(A block of data)

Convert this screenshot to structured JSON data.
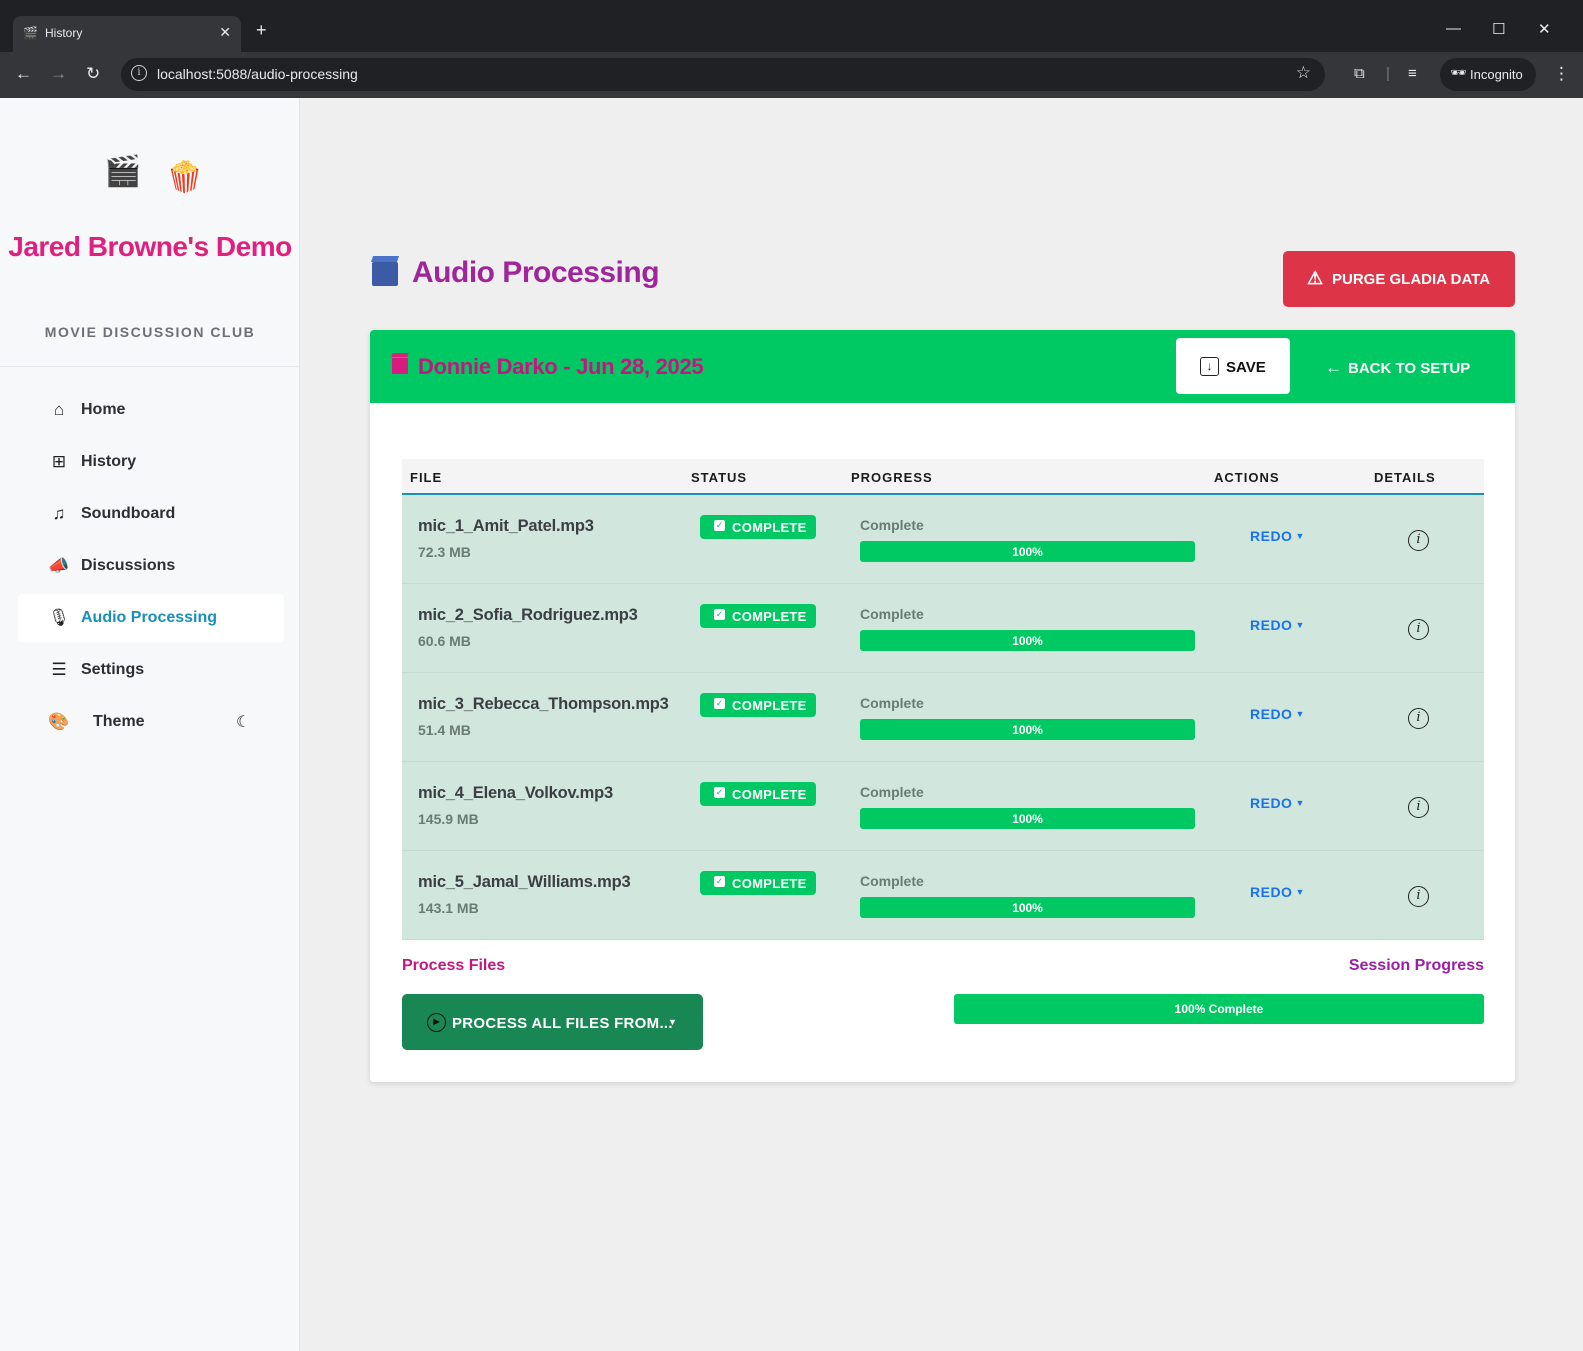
{
  "browser": {
    "tab_title": "History",
    "url": "localhost:5088/audio-processing",
    "incognito_label": "Incognito"
  },
  "sidebar": {
    "brand": "Jared Browne's Demo",
    "subtitle": "MOVIE DISCUSSION CLUB",
    "items": [
      {
        "label": "Home",
        "icon": "home-icon"
      },
      {
        "label": "History",
        "icon": "plus-square-icon"
      },
      {
        "label": "Soundboard",
        "icon": "music-note-icon"
      },
      {
        "label": "Discussions",
        "icon": "megaphone-icon"
      },
      {
        "label": "Audio Processing",
        "icon": "microphone-icon",
        "active": true
      },
      {
        "label": "Settings",
        "icon": "sliders-icon"
      }
    ],
    "theme_label": "Theme"
  },
  "main": {
    "title": "Audio Processing",
    "purge_label": "PURGE GLADIA DATA",
    "session_title": "Donnie Darko - Jun 28, 2025",
    "save_label": "SAVE",
    "back_label": "BACK TO SETUP",
    "table": {
      "headers": [
        "FILE",
        "STATUS",
        "PROGRESS",
        "ACTIONS",
        "DETAILS"
      ],
      "rows": [
        {
          "file": "mic_1_Amit_Patel.mp3",
          "size": "72.3 MB",
          "status": "COMPLETE",
          "progress_text": "Complete",
          "progress": 100,
          "progress_label": "100%",
          "action": "REDO"
        },
        {
          "file": "mic_2_Sofia_Rodriguez.mp3",
          "size": "60.6 MB",
          "status": "COMPLETE",
          "progress_text": "Complete",
          "progress": 100,
          "progress_label": "100%",
          "action": "REDO"
        },
        {
          "file": "mic_3_Rebecca_Thompson.mp3",
          "size": "51.4 MB",
          "status": "COMPLETE",
          "progress_text": "Complete",
          "progress": 100,
          "progress_label": "100%",
          "action": "REDO"
        },
        {
          "file": "mic_4_Elena_Volkov.mp3",
          "size": "145.9 MB",
          "status": "COMPLETE",
          "progress_text": "Complete",
          "progress": 100,
          "progress_label": "100%",
          "action": "REDO"
        },
        {
          "file": "mic_5_Jamal_Williams.mp3",
          "size": "143.1 MB",
          "status": "COMPLETE",
          "progress_text": "Complete",
          "progress": 100,
          "progress_label": "100%",
          "action": "REDO"
        }
      ]
    },
    "process_files_label": "Process Files",
    "process_button_label": "PROCESS ALL FILES FROM...",
    "session_progress_label": "Session Progress",
    "session_progress": 100,
    "session_progress_text": "100% Complete"
  },
  "colors": {
    "accent_green": "#00c964",
    "purge_red": "#de3447",
    "title_purple": "#a0259a",
    "brand_pink": "#e0207f",
    "active_blue": "#1a8fb8",
    "process_green": "#198754"
  }
}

> _WRITTEN PROBLEM_: Leave out the pictures and print each record exactly as it stands.

> _EXERCISE RESULT_:
Convert this screenshot to structured JSON data.
{
  "browser": {
    "tab_title": "History",
    "url": "localhost:5088/audio-processing",
    "incognito_label": "Incognito"
  },
  "sidebar": {
    "brand": "Jared Browne's Demo",
    "subtitle": "MOVIE DISCUSSION CLUB",
    "items": [
      {
        "label": "Home",
        "icon": "home-icon"
      },
      {
        "label": "History",
        "icon": "plus-square-icon"
      },
      {
        "label": "Soundboard",
        "icon": "music-note-icon"
      },
      {
        "label": "Discussions",
        "icon": "megaphone-icon"
      },
      {
        "label": "Audio Processing",
        "icon": "microphone-icon",
        "active": true
      },
      {
        "label": "Settings",
        "icon": "sliders-icon"
      }
    ],
    "theme_label": "Theme"
  },
  "main": {
    "title": "Audio Processing",
    "purge_label": "PURGE GLADIA DATA",
    "session_title": "Donnie Darko - Jun 28, 2025",
    "save_label": "SAVE",
    "back_label": "BACK TO SETUP",
    "table": {
      "headers": [
        "FILE",
        "STATUS",
        "PROGRESS",
        "ACTIONS",
        "DETAILS"
      ],
      "rows": [
        {
          "file": "mic_1_Amit_Patel.mp3",
          "size": "72.3 MB",
          "status": "COMPLETE",
          "progress_text": "Complete",
          "progress": 100,
          "progress_label": "100%",
          "action": "REDO"
        },
        {
          "file": "mic_2_Sofia_Rodriguez.mp3",
          "size": "60.6 MB",
          "status": "COMPLETE",
          "progress_text": "Complete",
          "progress": 100,
          "progress_label": "100%",
          "action": "REDO"
        },
        {
          "file": "mic_3_Rebecca_Thompson.mp3",
          "size": "51.4 MB",
          "status": "COMPLETE",
          "progress_text": "Complete",
          "progress": 100,
          "progress_label": "100%",
          "action": "REDO"
        },
        {
          "file": "mic_4_Elena_Volkov.mp3",
          "size": "145.9 MB",
          "status": "COMPLETE",
          "progress_text": "Complete",
          "progress": 100,
          "progress_label": "100%",
          "action": "REDO"
        },
        {
          "file": "mic_5_Jamal_Williams.mp3",
          "size": "143.1 MB",
          "status": "COMPLETE",
          "progress_text": "Complete",
          "progress": 100,
          "progress_label": "100%",
          "action": "REDO"
        }
      ]
    },
    "process_files_label": "Process Files",
    "process_button_label": "PROCESS ALL FILES FROM...",
    "session_progress_label": "Session Progress",
    "session_progress": 100,
    "session_progress_text": "100% Complete"
  },
  "colors": {
    "accent_green": "#00c964",
    "purge_red": "#de3447",
    "title_purple": "#a0259a",
    "brand_pink": "#e0207f",
    "active_blue": "#1a8fb8",
    "process_green": "#198754"
  }
}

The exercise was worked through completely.